• _What needs to be done_
Please retype the data in full and exactly; the pictures are not part of the copy.

____ Extracted material

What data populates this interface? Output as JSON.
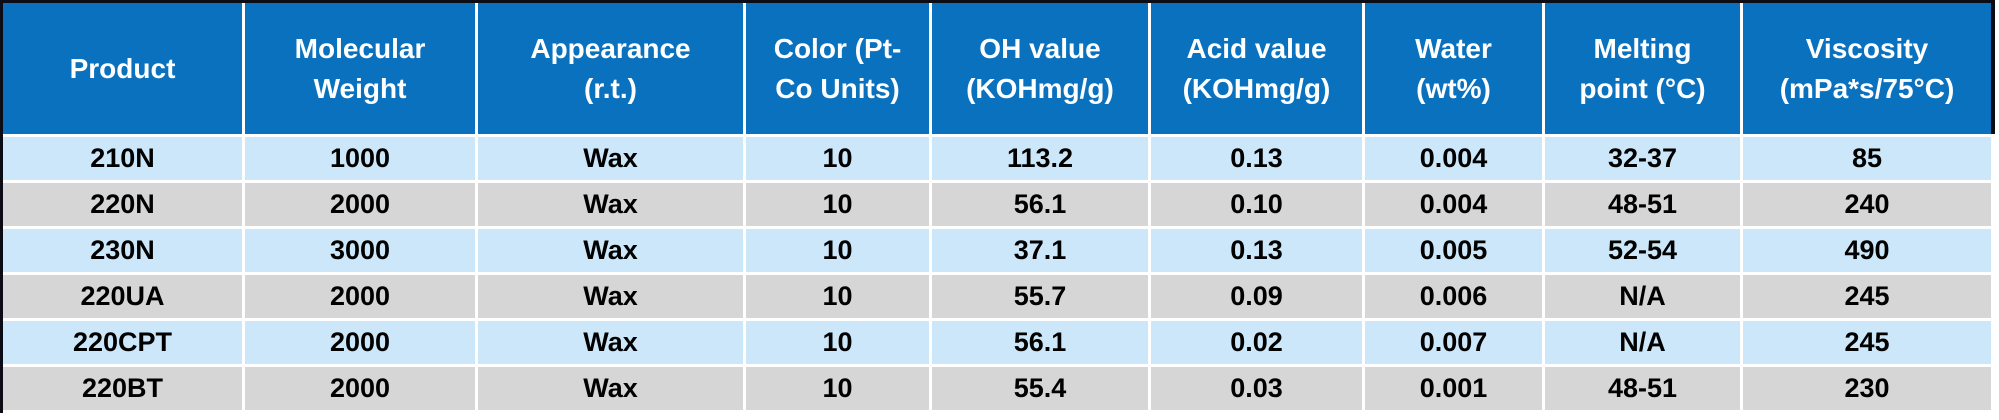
{
  "colors": {
    "header_bg": "#0A71BE",
    "header_text": "#FFFFFF",
    "row_light": "#CBE7F9",
    "row_alt": "#D6D6D6",
    "body_text": "#000000",
    "border_dark": "#0C0C16"
  },
  "header": {
    "columns": [
      {
        "l1": "Product",
        "l2": ""
      },
      {
        "l1": "Molecular",
        "l2": "Weight"
      },
      {
        "l1": "Appearance",
        "l2": "(r.t.)"
      },
      {
        "l1": "Color (Pt-",
        "l2": "Co Units)"
      },
      {
        "l1": "OH value",
        "l2": "(KOHmg/g)"
      },
      {
        "l1": "Acid value",
        "l2": "(KOHmg/g)"
      },
      {
        "l1": "Water",
        "l2": "(wt%)"
      },
      {
        "l1": "Melting",
        "l2": "point (°C)"
      },
      {
        "l1": "Viscosity",
        "l2": "(mPa*s/75°C)"
      }
    ]
  },
  "chart_data": {
    "type": "table",
    "columns": [
      "Product",
      "Molecular Weight",
      "Appearance (r.t.)",
      "Color (Pt-Co Units)",
      "OH value (KOHmg/g)",
      "Acid value (KOHmg/g)",
      "Water (wt%)",
      "Melting point (°C)",
      "Viscosity (mPa*s/75°C)"
    ],
    "rows": [
      [
        "210N",
        "1000",
        "Wax",
        "10",
        "113.2",
        "0.13",
        "0.004",
        "32-37",
        "85"
      ],
      [
        "220N",
        "2000",
        "Wax",
        "10",
        "56.1",
        "0.10",
        "0.004",
        "48-51",
        "240"
      ],
      [
        "230N",
        "3000",
        "Wax",
        "10",
        "37.1",
        "0.13",
        "0.005",
        "52-54",
        "490"
      ],
      [
        "220UA",
        "2000",
        "Wax",
        "10",
        "55.7",
        "0.09",
        "0.006",
        "N/A",
        "245"
      ],
      [
        "220CPT",
        "2000",
        "Wax",
        "10",
        "56.1",
        "0.02",
        "0.007",
        "N/A",
        "245"
      ],
      [
        "220BT",
        "2000",
        "Wax",
        "10",
        "55.4",
        "0.03",
        "0.001",
        "48-51",
        "230"
      ]
    ]
  }
}
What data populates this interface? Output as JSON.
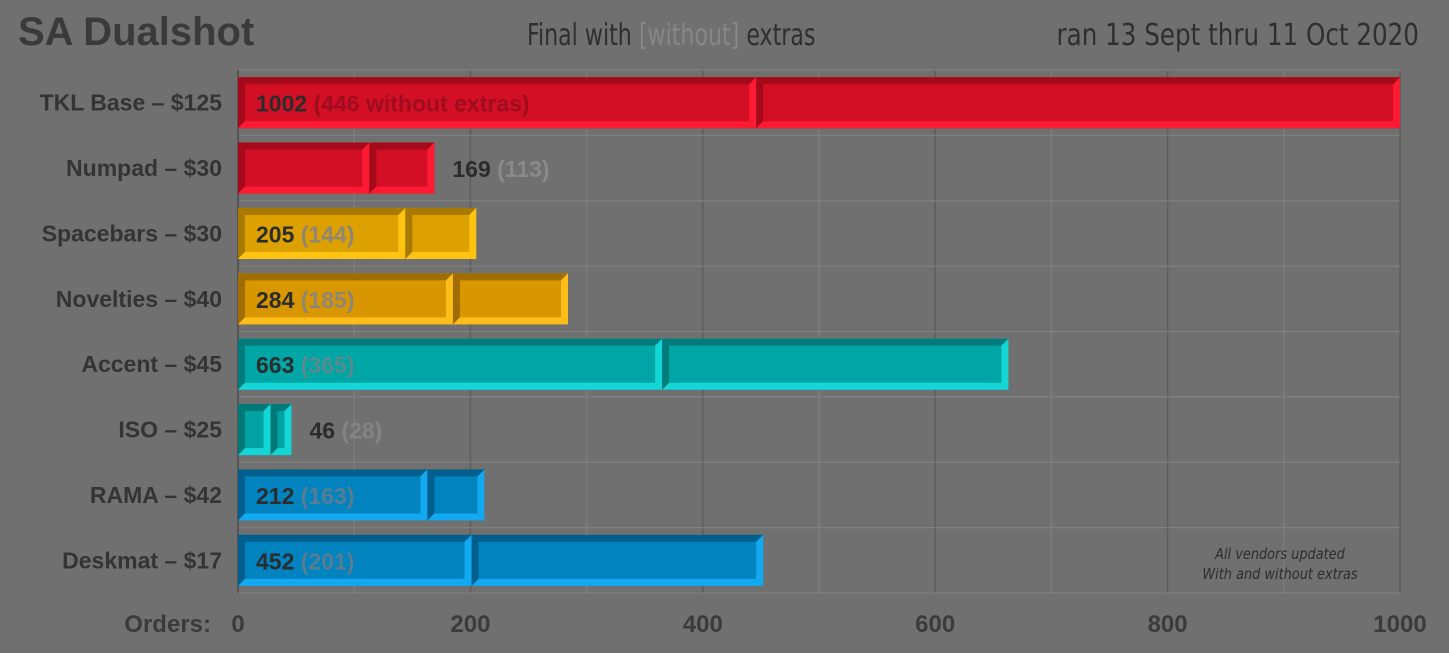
{
  "header": {
    "title": "SA Dualshot",
    "subtitle_prefix": "Final with ",
    "subtitle_muted": "[without]",
    "subtitle_suffix": " extras",
    "date_range": "ran 13 Sept thru 11 Oct 2020"
  },
  "note": {
    "line1": "All vendors updated",
    "line2": "With and without extras"
  },
  "chart_data": {
    "type": "bar",
    "orientation": "horizontal",
    "title": "SA Dualshot",
    "xlabel": "Orders:",
    "xlim": [
      0,
      1000
    ],
    "xticks": [
      0,
      200,
      400,
      600,
      800,
      1000
    ],
    "grid": true,
    "categories": [
      "TKL Base – $125",
      "Numpad – $30",
      "Spacebars – $30",
      "Novelties – $40",
      "Accent – $45",
      "ISO – $25",
      "RAMA – $42",
      "Deskmat – $17"
    ],
    "series": [
      {
        "name": "with extras",
        "values": [
          1002,
          169,
          205,
          284,
          663,
          46,
          212,
          452
        ]
      },
      {
        "name": "without extras",
        "values": [
          446,
          113,
          144,
          185,
          365,
          28,
          163,
          201
        ]
      }
    ],
    "value_labels": [
      "1002",
      "169",
      "205",
      "284",
      "663",
      "46",
      "212",
      "452"
    ],
    "secondary_labels": [
      "(446 without extras)",
      "(113)",
      "(144)",
      "(185)",
      "(365)",
      "(28)",
      "(163)",
      "(201)"
    ],
    "label_outside": [
      false,
      true,
      false,
      false,
      false,
      true,
      false,
      false
    ],
    "colors": [
      {
        "fill": "#d30f25",
        "light": "#ff1a33",
        "dark": "#a50a1b",
        "muted": "#9d0d1e"
      },
      {
        "fill": "#d30f25",
        "light": "#ff1a33",
        "dark": "#a50a1b",
        "muted": "#8a8a8a"
      },
      {
        "fill": "#dca100",
        "light": "#ffc410",
        "dark": "#a87b00",
        "muted": "#8e8676"
      },
      {
        "fill": "#d89600",
        "light": "#ffbd1a",
        "dark": "#a06e00",
        "muted": "#8e8676"
      },
      {
        "fill": "#00a6a6",
        "light": "#14d6d6",
        "dark": "#007c7c",
        "muted": "#5a8a8c"
      },
      {
        "fill": "#00a2a2",
        "light": "#14d6d6",
        "dark": "#007878",
        "muted": "#848484"
      },
      {
        "fill": "#0083bf",
        "light": "#12a9f0",
        "dark": "#005f8c",
        "muted": "#5a7c92"
      },
      {
        "fill": "#0083bf",
        "light": "#12a9f0",
        "dark": "#005f8c",
        "muted": "#5a7c92"
      }
    ]
  }
}
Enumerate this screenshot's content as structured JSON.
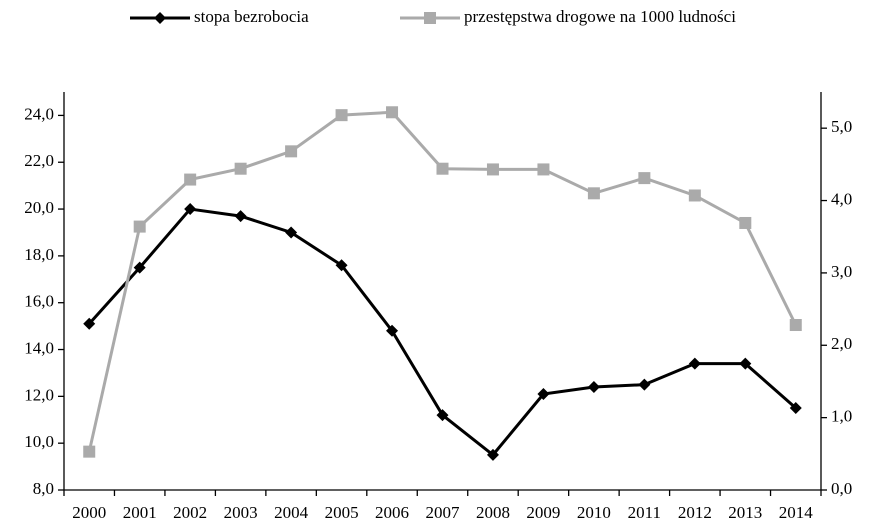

________

• _Solution to this task_
What data populates this interface? Output as JSON.
{
  "colors": {
    "header_bg": "#0A71BE",
    "header_text": "#FFFFFF",
    "row_light": "#CBE7F9",
    "row_alt": "#D6D6D6",
    "body_text": "#000000",
    "border_dark": "#0C0C16"
  },
  "header": {
    "columns": [
      {
        "l1": "Product",
        "l2": ""
      },
      {
        "l1": "Molecular",
        "l2": "Weight"
      },
      {
        "l1": "Appearance",
        "l2": "(r.t.)"
      },
      {
        "l1": "Color (Pt-",
        "l2": "Co Units)"
      },
      {
        "l1": "OH value",
        "l2": "(KOHmg/g)"
      },
      {
        "l1": "Acid value",
        "l2": "(KOHmg/g)"
      },
      {
        "l1": "Water",
        "l2": "(wt%)"
      },
      {
        "l1": "Melting",
        "l2": "point (°C)"
      },
      {
        "l1": "Viscosity",
        "l2": "(mPa*s/75°C)"
      }
    ]
  },
  "chart_data": {
    "type": "table",
    "columns": [
      "Product",
      "Molecular Weight",
      "Appearance (r.t.)",
      "Color (Pt-Co Units)",
      "OH value (KOHmg/g)",
      "Acid value (KOHmg/g)",
      "Water (wt%)",
      "Melting point (°C)",
      "Viscosity (mPa*s/75°C)"
    ],
    "rows": [
      [
        "210N",
        "1000",
        "Wax",
        "10",
        "113.2",
        "0.13",
        "0.004",
        "32-37",
        "85"
      ],
      [
        "220N",
        "2000",
        "Wax",
        "10",
        "56.1",
        "0.10",
        "0.004",
        "48-51",
        "240"
      ],
      [
        "230N",
        "3000",
        "Wax",
        "10",
        "37.1",
        "0.13",
        "0.005",
        "52-54",
        "490"
      ],
      [
        "220UA",
        "2000",
        "Wax",
        "10",
        "55.7",
        "0.09",
        "0.006",
        "N/A",
        "245"
      ],
      [
        "220CPT",
        "2000",
        "Wax",
        "10",
        "56.1",
        "0.02",
        "0.007",
        "N/A",
        "245"
      ],
      [
        "220BT",
        "2000",
        "Wax",
        "10",
        "55.4",
        "0.03",
        "0.001",
        "48-51",
        "230"
      ]
    ]
  }
}
What data populates this interface? Output as JSON.
{
  "header": {
    "title": "SA Dualshot",
    "subtitle_prefix": "Final with ",
    "subtitle_muted": "[without]",
    "subtitle_suffix": " extras",
    "date_range": "ran 13 Sept thru 11 Oct 2020"
  },
  "note": {
    "line1": "All vendors updated",
    "line2": "With and without extras"
  },
  "chart_data": {
    "type": "bar",
    "orientation": "horizontal",
    "title": "SA Dualshot",
    "xlabel": "Orders:",
    "xlim": [
      0,
      1000
    ],
    "xticks": [
      0,
      200,
      400,
      600,
      800,
      1000
    ],
    "grid": true,
    "categories": [
      "TKL Base – $125",
      "Numpad – $30",
      "Spacebars – $30",
      "Novelties – $40",
      "Accent – $45",
      "ISO – $25",
      "RAMA – $42",
      "Deskmat – $17"
    ],
    "series": [
      {
        "name": "with extras",
        "values": [
          1002,
          169,
          205,
          284,
          663,
          46,
          212,
          452
        ]
      },
      {
        "name": "without extras",
        "values": [
          446,
          113,
          144,
          185,
          365,
          28,
          163,
          201
        ]
      }
    ],
    "value_labels": [
      "1002",
      "169",
      "205",
      "284",
      "663",
      "46",
      "212",
      "452"
    ],
    "secondary_labels": [
      "(446 without extras)",
      "(113)",
      "(144)",
      "(185)",
      "(365)",
      "(28)",
      "(163)",
      "(201)"
    ],
    "label_outside": [
      false,
      true,
      false,
      false,
      false,
      true,
      false,
      false
    ],
    "colors": [
      {
        "fill": "#d30f25",
        "light": "#ff1a33",
        "dark": "#a50a1b",
        "muted": "#9d0d1e"
      },
      {
        "fill": "#d30f25",
        "light": "#ff1a33",
        "dark": "#a50a1b",
        "muted": "#8a8a8a"
      },
      {
        "fill": "#dca100",
        "light": "#ffc410",
        "dark": "#a87b00",
        "muted": "#8e8676"
      },
      {
        "fill": "#d89600",
        "light": "#ffbd1a",
        "dark": "#a06e00",
        "muted": "#8e8676"
      },
      {
        "fill": "#00a6a6",
        "light": "#14d6d6",
        "dark": "#007c7c",
        "muted": "#5a8a8c"
      },
      {
        "fill": "#00a2a2",
        "light": "#14d6d6",
        "dark": "#007878",
        "muted": "#848484"
      },
      {
        "fill": "#0083bf",
        "light": "#12a9f0",
        "dark": "#005f8c",
        "muted": "#5a7c92"
      },
      {
        "fill": "#0083bf",
        "light": "#12a9f0",
        "dark": "#005f8c",
        "muted": "#5a7c92"
      }
    ]
  }
}
Enumerate this screenshot's content as structured JSON.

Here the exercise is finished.